Berlin-Ankara hattında diyaloğu güçlendirme yönünde çabalar artıyor. Almanya Büyükelçisi Martin Erdmann, "Almanya’nın uzun yıllar PKK’nın Türkiye açısından nasıl bir tehdit olduğunu anlayamadığını, 15 Temmuz darbe girişimini ve 'Gülen hareketi' faaliyetlerini de algılamakta sorun yaşadığını" söyleyerek “özeleştiri”de bulunduklarını söyledi. Türkiye’nin karşı karşıya olduğu tehditler karşısında bizim tepkimiz çok zayıf oldu” diyen Büyükelçi, iki ülke arasında diyalog kapılarının son dönemde daha fazla açıldığına işaret etti.
Cumhuriyet'te yer alan habere göre Martin Erdmann, tansiyonun yükseldiği Ankara ile ilişkilerde Almanya’nın daha yapıcı siyaset izlediği bir döneme girildiği vurgusu yaptı. Avrupa Birliği’nin lokomotif ülkesi Almanya ile Türkiye arasında, AB-Türkiye ilişkileri, PKK ve DHKP-C’nin Almanya’daki faaliyetleri, Türkiye’de tutuklu bulunan Alman vatandaşları gibi sorunlu başlıklar bulunuyor. Erdmann, Almanya’nın uzun yıllar PKK’nın Türkiye açısından nasıl bir tehdit olduğunu anlayamadığını, 15 Temmuz darbe girişimi ve Gülen hareketi faaliyetlerini de algılamakta sorun yaşadığını söyleyerek “özeleştiride” bulunduklarını belirtti. “Türkiye’nin karşı karşıya olduğu tehditler karşısında bizim tepkimiz çok zayıf oldu” diyen Büyükelçi, iki ülke arasında diyalog kapılarının son dönemde daha fazla açıldığına işaret etti.
⁂
**Görevleriniz**
a) Almanya-Türkiye ilişkilerine dair metinde Almanya, Avrupa Birliği içinde nasıl nitelendirilmektedir?
b) Almanya-Türkiye ilişkilerini anlatan metni kaldığı yerden sürdürünüz.

**Verilen Veriler**
⁂
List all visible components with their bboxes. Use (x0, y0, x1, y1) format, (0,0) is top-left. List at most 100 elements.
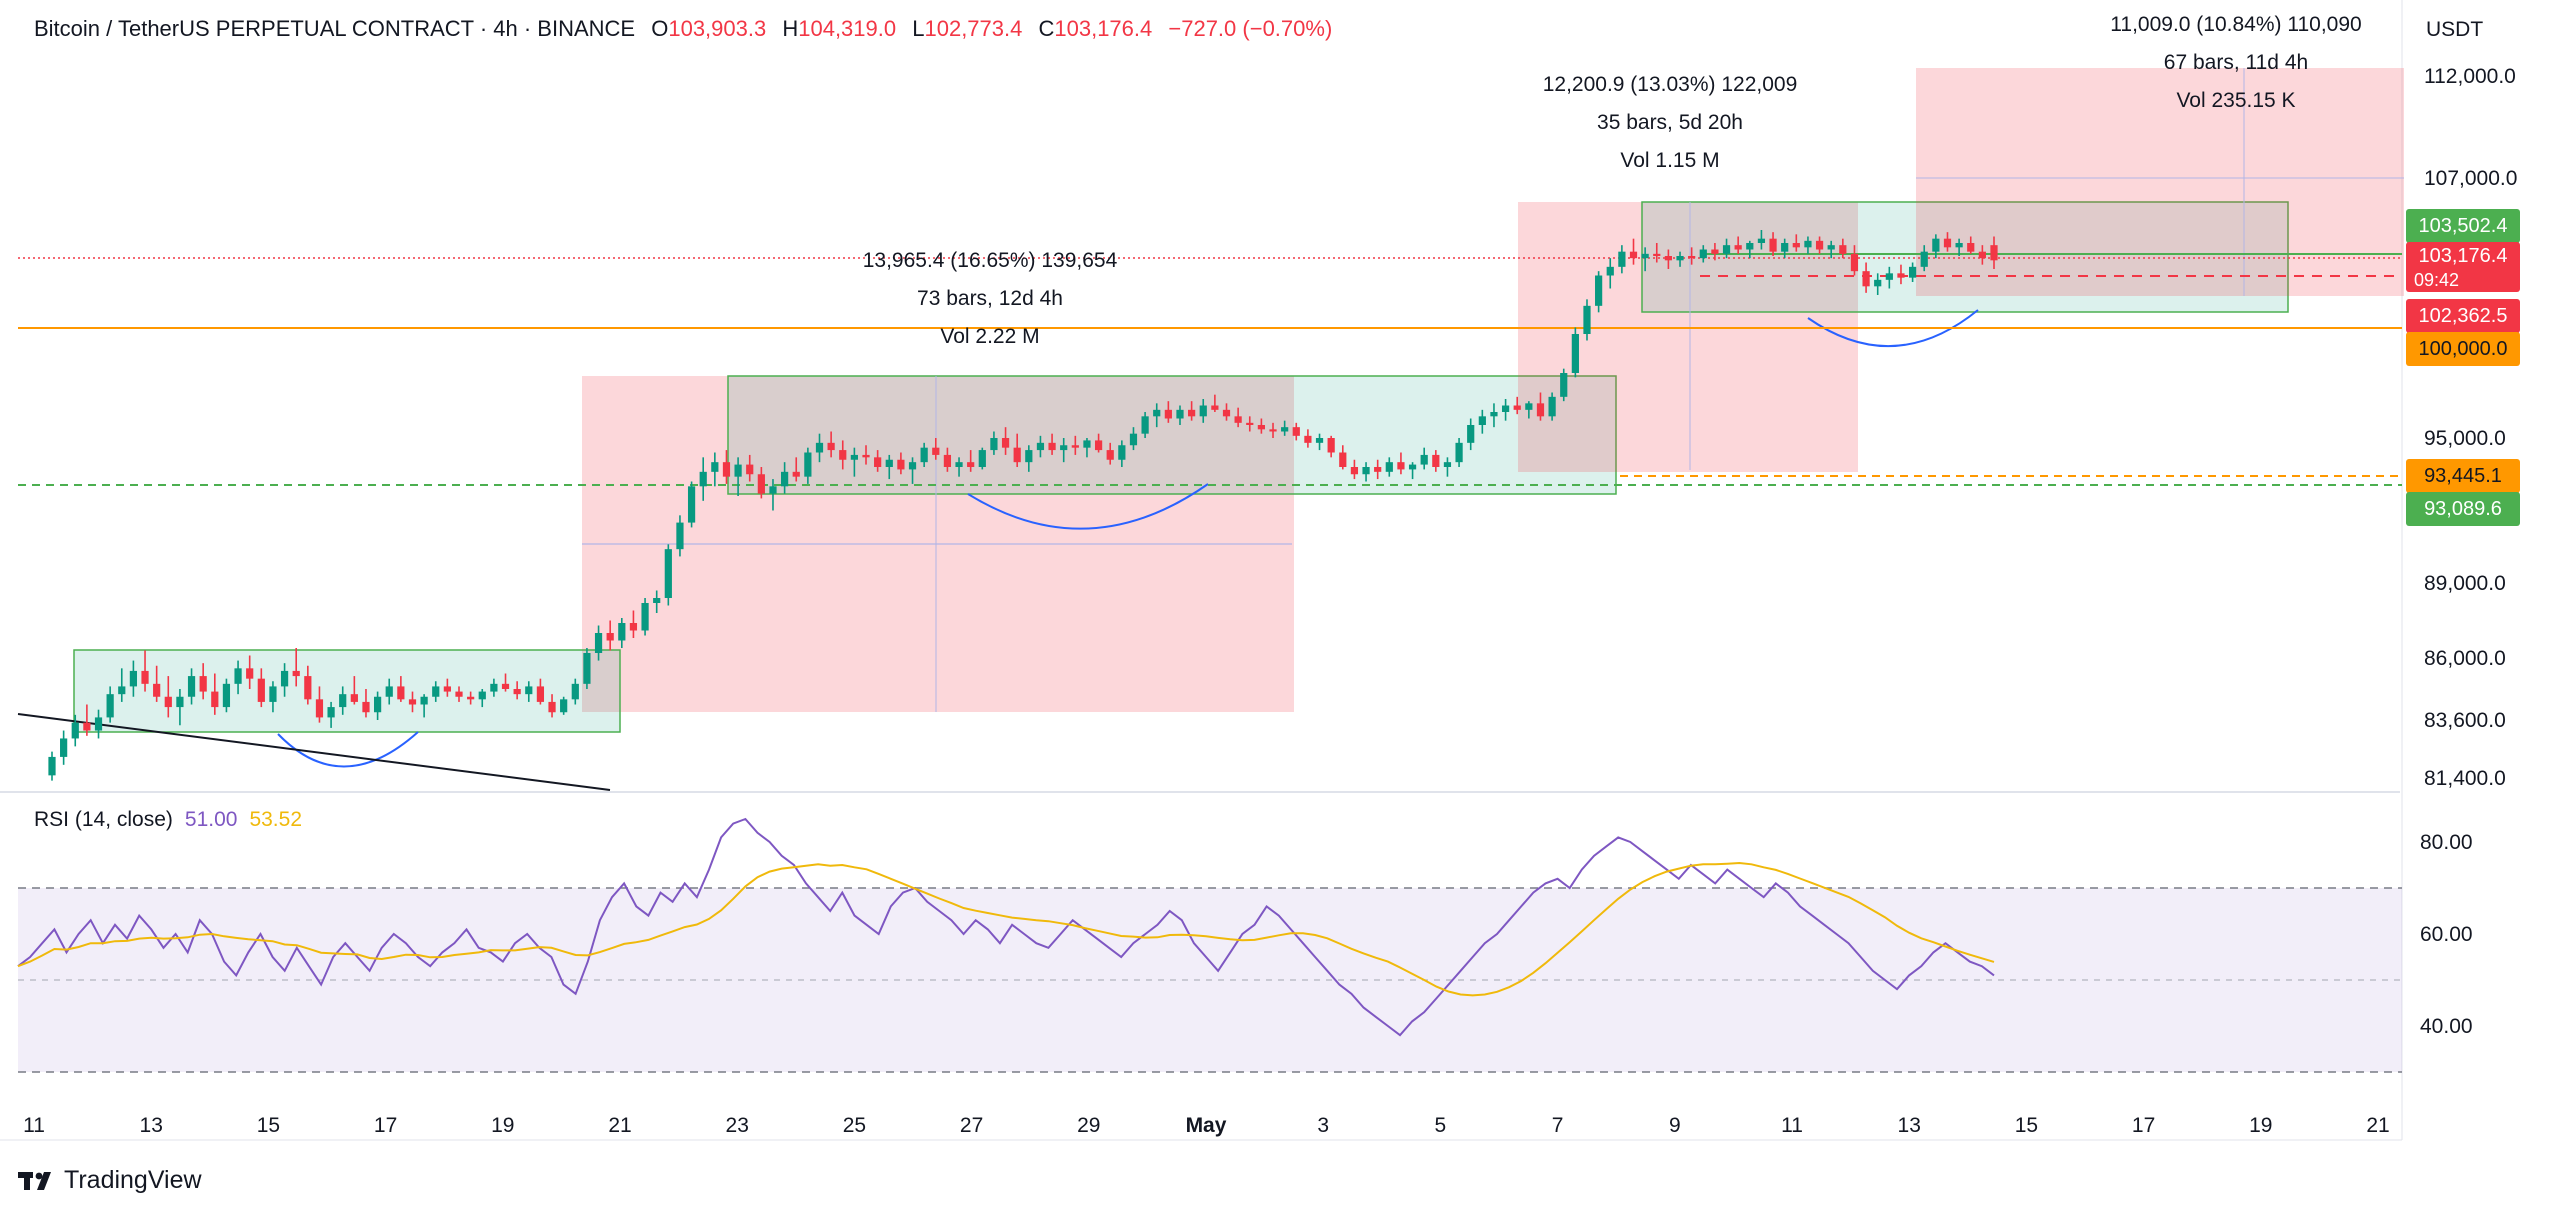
candle-body-112 (1350, 467, 1359, 475)
candle-84 (1025, 445, 1033, 472)
candle-165 (1967, 236, 1975, 254)
low-value: 102,773.4 (924, 16, 1023, 41)
brand-name: TradingView (64, 1166, 202, 1194)
candle-140 (1676, 251, 1684, 267)
candle-body-124 (1490, 412, 1498, 417)
candle-112 (1350, 459, 1359, 480)
candle-156 (1862, 262, 1870, 293)
candle-body-109 (1315, 438, 1324, 443)
candle-body-75 (920, 447, 928, 463)
time-tick-12: 5 (1435, 1114, 1447, 1137)
candle-body-74 (908, 462, 917, 470)
candle-153 (1827, 240, 1835, 259)
candle-body-50 (629, 623, 638, 631)
candle-body-98 (1188, 409, 1196, 417)
time-tick-20: 21 (2366, 1114, 2389, 1137)
candle-body-160 (1908, 266, 1917, 278)
candle-body-114 (1374, 467, 1382, 472)
tradingview-logo[interactable]: TradingView (18, 1166, 202, 1195)
candle-50 (629, 610, 638, 638)
candle-103 (1246, 416, 1254, 432)
candle-158 (1885, 266, 1893, 289)
candle-body-153 (1827, 245, 1835, 250)
price-tick-2: 95,000.0 (2424, 427, 2506, 450)
candle-135 (1618, 245, 1626, 274)
candle-body-54 (676, 522, 684, 550)
candle-body-145 (1734, 245, 1742, 250)
candle-75 (920, 442, 928, 467)
candle-107 (1292, 422, 1300, 441)
candle-160 (1908, 262, 1917, 282)
candle-81 (990, 431, 998, 455)
candle-body-147 (1757, 238, 1766, 243)
price-tag-lower-red: 102,362.5 (2406, 299, 2520, 333)
candle-70 (862, 445, 870, 465)
candle-body-49 (618, 623, 626, 641)
candle-body-70 (862, 454, 870, 458)
rsi-label: RSI (14, close) (34, 808, 173, 831)
candle-95 (1153, 403, 1161, 428)
time-tick-14: 9 (1669, 1114, 1681, 1137)
candle-body-23 (315, 699, 324, 718)
candle-body-34 (443, 686, 451, 692)
candle-17 (246, 655, 254, 689)
candle-body-31 (408, 699, 417, 705)
candle-body-13 (199, 676, 207, 692)
candle-133 (1595, 271, 1603, 313)
low-label: L (912, 16, 925, 41)
candle-body-99 (1199, 405, 1207, 417)
candle-155 (1850, 245, 1859, 276)
candle-82 (1001, 427, 1010, 455)
candle-body-88 (1071, 445, 1079, 448)
candle-body-108 (1304, 435, 1312, 443)
candle-5 (106, 686, 114, 723)
candle-127 (1525, 401, 1533, 419)
candle-4 (94, 709, 103, 739)
candle-7 (129, 660, 138, 697)
candle-body-42 (536, 686, 545, 702)
horizontal-levels (18, 253, 2402, 486)
candle-83 (1013, 433, 1021, 467)
candle-body-66 (815, 442, 824, 453)
candle-body-81 (990, 438, 998, 451)
candle-58 (722, 450, 731, 484)
candle-91 (1106, 442, 1114, 465)
candle-150 (1792, 234, 1800, 252)
candle-151 (1804, 236, 1812, 254)
candle-32 (420, 694, 428, 718)
candle-body-29 (385, 686, 393, 697)
candle-62 (769, 479, 777, 511)
candle-136 (1629, 238, 1638, 265)
rsi-tick-1: 60.00 (2420, 923, 2473, 946)
candle-30 (397, 676, 405, 702)
candle-1 (60, 730, 68, 765)
candle-body-93 (1129, 433, 1138, 446)
time-tick-13: 7 (1552, 1114, 1564, 1137)
candle-body-16 (234, 668, 242, 684)
candle-97 (1176, 405, 1184, 425)
measure-label-3: 11,009.0 (10.84%) 110,090 67 bars, 11d 4… (2046, 6, 2426, 120)
candle-89 (1083, 438, 1091, 458)
candle-72 (885, 454, 893, 480)
candle-body-40 (513, 689, 521, 695)
candle-52 (653, 590, 661, 613)
candle-85 (1036, 435, 1045, 458)
candle-100 (1211, 394, 1219, 412)
time-tick-15: 11 (1781, 1114, 1803, 1137)
candle-body-122 (1467, 425, 1475, 443)
time-tick-18: 17 (2132, 1114, 2155, 1137)
candle-124 (1490, 403, 1498, 428)
candle-body-17 (246, 668, 254, 679)
currency-button[interactable]: USDT (2426, 18, 2484, 41)
candle-body-162 (1932, 238, 1940, 252)
candle-body-85 (1036, 442, 1045, 451)
candle-body-158 (1885, 273, 1893, 280)
time-tick-11: 3 (1317, 1114, 1329, 1137)
candle-body-8 (141, 670, 149, 684)
candle-body-92 (1118, 445, 1126, 460)
candle-body-45 (571, 683, 579, 700)
candle-body-144 (1722, 245, 1731, 254)
bar-countdown: 09:42 (2414, 270, 2460, 290)
candle-39 (501, 673, 510, 692)
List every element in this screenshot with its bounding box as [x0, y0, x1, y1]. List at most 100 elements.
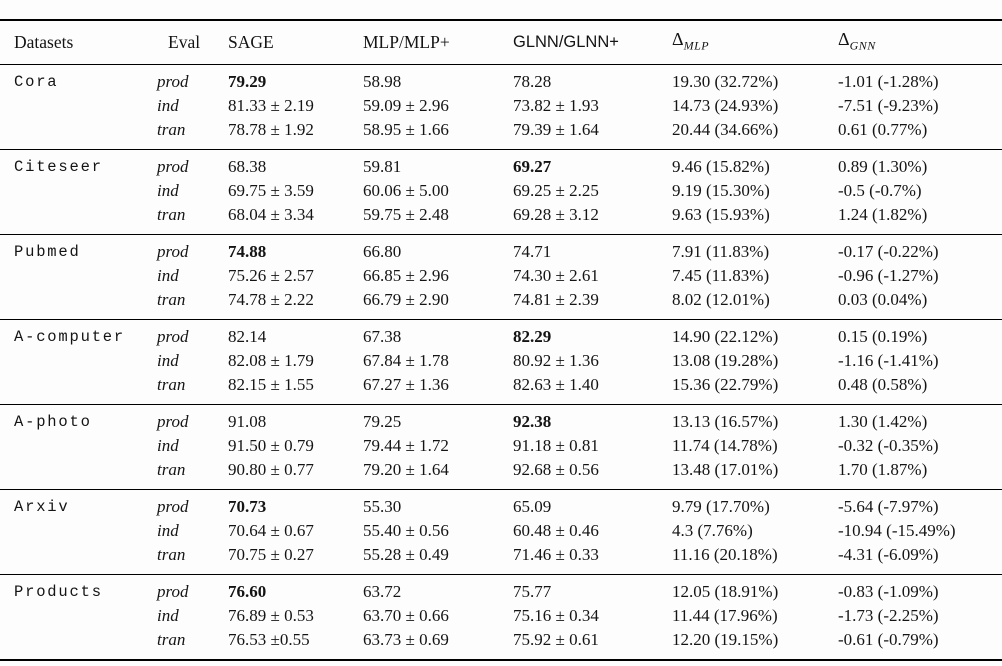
⁂
**Sonuçlar**
a) Avrupa Birliği'nin lokomotif ülkesi olarak.

b)
Cumhuriyet'te yer alan haber aynen şöyle devam ediyor:
Son dönemde yüksek tansiyonlu Ankara-Berlin hattında yeniden diyalog zemininin sağlanmasına yönelik karşılıklı çabaların arkasında ne olduğu yoruma açık elbet, ancak AB’nin Varna’daki liderler zirvesinde gözler önüne serildiği gibi oluşumun lokomotifi Almanya’nın da krizler yumağına dönüşen ilişkilerde bir kez daha “sorunlardan ziyade uzlaşabileceklerimize odaklanalım” siyasetini denemeye karar vermiş olması akla ilk gelenlerden... Tabii bu tutumun Almanya’da seçimlerle birlikte Merkel hükümetinin uzun koalisyon pazarlıkları ardından bir kez daha işbaşı yapmasıyla daha belirgin olduğu da açık. Türkiye’deki insan hakları, demokrasi, basın, ifade özgürlüğü, hukukun üstünlüğüne yönelik ciddi erozyona ilişkin Berlin’in sert çıkışları ortada.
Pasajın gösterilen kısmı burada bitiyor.